Select lines where the word "omnia" appears.
## START Working data
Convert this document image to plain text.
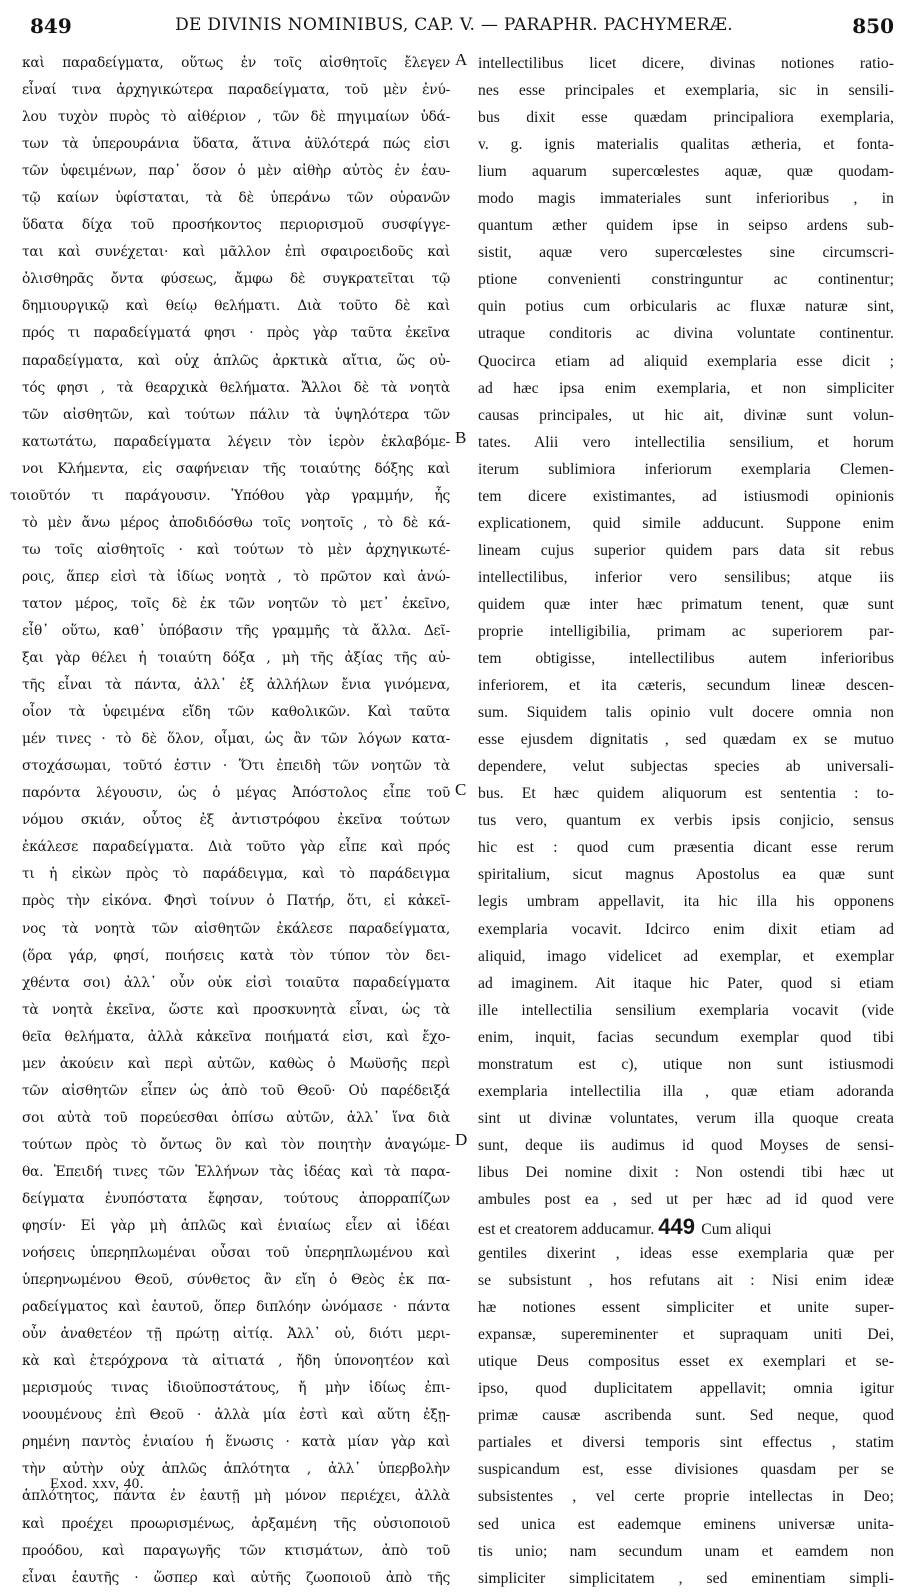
849	DE DIVINIS NOMINIBUS, CAP. V. — PARAPHR. PACHYMERÆ.	850
καὶ παραδείγματα, οὕτως ἐν τοῖς αἰσθητοῖς ἔλεγεν
εἶναί τινα ἀρχηγικώτερα παραδείγματα, τοῦ μὲν ἐνύ-
λου τυχὸν πυρὸς τὸ αἰθέριον , τῶν δὲ πηγιμαίων ὑδά-
των τὰ ὑπερουράνια ὕδατα, ἅτινα ἀϋλότερά πώς εἰσι
τῶν ὑφειμένων, παρ᾽ ὅσον ὁ μὲν αἰθὴρ αὐτὸς ἐν ἑαυ-
τῷ καίων ὑφίσταται, τὰ δὲ ὑπεράνω τῶν οὐρανῶν
ὕδατα δίχα τοῦ προσήκοντος περιορισμοῦ συσφίγγε-
ται καὶ συνέχεται· καὶ μᾶλλον ἐπὶ σφαιροειδοῦς καὶ
ὀλισθηρᾶς ὄντα φύσεως, ἄμφω δὲ συγκρατεῖται τῷ
δημιουργικῷ καὶ θείῳ θελήματι. Διὰ τοῦτο δὲ καὶ
πρός τι παραδείγματά φησι · πρὸς γὰρ ταῦτα ἐκεῖνα
παραδείγματα, καὶ οὐχ ἁπλῶς ἀρκτικὰ αἴτια, ὥς οὐ-
τός φησι , τὰ θεαρχικὰ θελήματα. Ἄλλοι δὲ τὰ νοητὰ
τῶν αἰσθητῶν, καὶ τούτων πάλιν τὰ ὑψηλότερα τῶν
κατωτάτω, παραδείγματα λέγειν τὸν ἱερὸν ἐκλαβόμε-
νοι Κλήμεντα, εἰς σαφήνειαν τῆς τοιαύτης δόξης καὶ
τοιοῦτόν τι παράγουσιν. Ὑπόθου γὰρ γραμμήν, ἧς
τὸ μὲν ἄνω μέρος ἀποδιδόσθω τοῖς νοητοῖς , τὸ δὲ κά-
τω τοῖς αἰσθητοῖς · καὶ τούτων τὸ μὲν ἀρχηγικωτέ-
ροις, ἅπερ εἰσὶ τὰ ἰδίως νοητὰ , τὸ πρῶτον καὶ ἀνώ-
τατον μέρος, τοῖς δὲ ἐκ τῶν νοητῶν τὸ μετ᾽ ἐκεῖνο,
εἶθ᾽ οὕτω, καθ᾽ ὑπόβασιν τῆς γραμμῆς τὰ ἄλλα. Δεῖ-
ξαι γὰρ θέλει ἡ τοιαύτη δόξα , μὴ τῆς ἀξίας τῆς αὐ-
τῆς εἶναι τὰ πάντα, ἀλλ᾽ ἐξ ἀλλήλων ἔνια γινόμενα,
οἷον τὰ ὑφειμένα εἴδη τῶν καθολικῶν. Καὶ ταῦτα
μέν τινες · τὸ δὲ ὅλον, οἶμαι, ὡς ἂν τῶν λόγων κατα-
στοχάσωμαι, τοῦτό ἐστιν · Ὅτι ἐπειδὴ τῶν νοητῶν τὰ
παρόντα λέγουσιν, ὡς ὁ μέγας Ἀπόστολος εἶπε τοῦ
νόμου σκιάν, οὗτος ἐξ ἀντιστρόφου ἐκεῖνα τούτων
ἐκάλεσε παραδείγματα. Διὰ τοῦτο γὰρ εἶπε καὶ πρός
τι ἡ εἰκὼν πρὸς τὸ παράδειγμα, καὶ τὸ παράδειγμα
πρὸς τὴν εἰκόνα. Φησὶ τοίνυν ὁ Πατήρ, ὅτι, εἰ κἀκεῖ-
νος τὰ νοητὰ τῶν αἰσθητῶν ἐκάλεσε παραδείγματα,
(ὅρα γάρ, φησί, ποιήσεις κατὰ τὸν τύπον τὸν δει-
χθέντα σοι) ἀλλ᾽ οὖν οὐκ εἰσὶ τοιαῦτα παραδείγματα
τὰ νοητὰ ἐκεῖνα, ὥστε καὶ προσκυνητὰ εἶναι, ὡς τὰ
θεῖα θελήματα, ἀλλὰ κἀκεῖνα ποιήματά εἰσι, καὶ ἔχο-
μεν ἀκούειν καὶ περὶ αὐτῶν, καθὼς ὁ Μωϋσῆς περὶ
τῶν αἰσθητῶν εἶπεν ὡς ἀπὸ τοῦ Θεοῦ· Οὐ παρέδειξά
σοι αὐτὰ τοῦ πορεύεσθαι ὀπίσω αὐτῶν, ἀλλ᾽ ἵνα διὰ
τούτων πρὸς τὸ ὄντως ὂν καὶ τὸν ποιητὴν ἀναγώμε-
θα. Ἐπειδή τινες τῶν Ἑλλήνων τὰς ἰδέας καὶ τὰ παρα-
δείγματα ἐνυπόστατα ἔφησαν, τούτους ἀπορραπίζων
φησίν· Εἰ γὰρ μὴ ἁπλῶς καὶ ἑνιαίως εἶεν αἱ ἰδέαι
νοήσεις ὑπερηπλωμέναι οὖσαι τοῦ ὑπερηπλωμένου καὶ
ὑπερηνωμένου Θεοῦ, σύνθετος ἂν εἴη ὁ Θεὸς ἐκ πα-
ραδείγματος καὶ ἑαυτοῦ, ὅπερ διπλόην ὠνόμασε · πάντα
οὖν ἀναθετέον τῇ πρώτῃ αἰτίᾳ. Ἀλλ᾽ οὐ, διότι μερι-
κὰ καὶ ἑτερόχρονα τὰ αἰτιατά , ἤδη ὑπονοητέον καὶ
μερισμούς τινας ἰδιοϋποστάτους, ἤ μὴν ἰδίως ἐπι-
νοουμένους ἐπὶ Θεοῦ · ἀλλὰ μία ἐστὶ καὶ αὕτη ἐξῃ-
ρημένη παντὸς ἑνιαίου ἡ ἕνωσις · κατὰ μίαν γὰρ καὶ
τὴν αὐτὴν οὐχ ἁπλῶς ἁπλότητα , ἀλλ᾽ ὑπερβολὴν
ἁπλότητος, πάντα ἐν ἑαυτῇ μὴ μόνον περιέχει, ἀλλὰ
καὶ προέχει προωρισμένως, ἀρξαμένη τῆς οὐσιοποιοῦ
προόδου, καὶ παραγωγῆς τῶν κτισμάτων, ἀπὸ τοῦ
εἶναι ἑαυτῆς · ὥσπερ καὶ αὐτῆς ζωοποιοῦ ἀπὸ τῆς
intellectilibus licet dicere, divinas notiones ratio-
nes esse principales et exemplaria, sic in sensili-
bus dixit esse quædam principaliora exemplaria,
v. g. ignis materialis qualitas ætheria, et fonta-
lium aquarum supercœlestes aquæ, quæ quodam-
modo magis immateriales sunt inferioribus , in
quantum æther quidem ipse in seipso ardens sub-
sistit, aquæ vero supercœlestes sine circumscri-
ptione convenienti constringuntur ac continentur;
quin potius cum orbicularis ac fluxæ naturæ sint,
utraque conditoris ac divina voluntate continentur.
Quocirca etiam ad aliquid exemplaria esse dicit ;
ad hæc ipsa enim exemplaria, et non simpliciter
causas principales, ut hic ait, divinæ sunt volun-
tates. Alii vero intellectilia sensilium, et horum
iterum sublimiora inferiorum exemplaria Clemen-
tem dicere existimantes, ad istiusmodi opinionis
explicationem, quid simile adducunt. Suppone enim
lineam cujus superior quidem pars data sit rebus
intellectilibus, inferior vero sensilibus; atque iis
quidem quæ inter hæc primatum tenent, quæ sunt
proprie intelligibilia, primam ac superiorem par-
tem obtigisse, intellectilibus autem inferioribus
inferiorem, et ita cæteris, secundum lineæ descen-
sum. Siquidem talis opinio vult docere omnia non
esse ejusdem dignitatis , sed quædam ex se mutuo
dependere, velut subjectas species ab universali-
bus. Et hæc quidem aliquorum est sententia : to-
tus vero, quantum ex verbis ipsis conjicio, sensus
hic est : quod cum præsentia dicant esse rerum
spiritalium, sicut magnus Apostolus ea quæ sunt
legis umbram appellavit, ita hic illa his opponens
exemplaria vocavit. Idcirco enim dixit etiam ad
aliquid, imago videlicet ad exemplar, et exemplar
ad imaginem. Ait itaque hic Pater, quod si etiam
ille intellectilia sensilium exemplaria vocavit (vide
enim, inquit, facias secundum exemplar quod tibi
monstratum est c), utique non sunt istiusmodi
exemplaria intellectilia illa , quæ etiam adoranda
sint ut divinæ voluntates, verum illa quoque creata
sunt, deque iis audimus id quod Moyses de sensi-
libus Dei nomine dixit : Non ostendi tibi hæc ut
ambules post ea , sed ut per hæc ad id quod vere
est et creatorem adducamur. 449 Cum aliqui
gentiles dixerint , ideas esse exemplaria quæ per
se subsistunt , hos refutans ait : Nisi enim ideæ
hæ notiones essent simpliciter et unite super-
expansæ, supereminenter et supraquam uniti Dei,
utique Deus compositus esset ex exemplari et se-
ipso, quod duplicitatem appellavit; omnia igitur
primæ causæ ascribenda sunt. Sed neque, quod
partiales et diversi temporis sint effectus , statim
suspicandum est, esse divisiones quasdam per se
subsistentes , vel certe proprie intellectas in Deo;
sed unica est eademque eminens universæ unita-
tis unio; nam secundum unam et eamdem non
simpliciter simplicitatem , sed eminentiam simpli-
A
B
C
D
Exod. xxv, 40.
## END Working data
[Response to this task]
sum. Siquidem talis opinio vult docere omnia non
ipso, quod duplicitatem appellavit; omnia igitur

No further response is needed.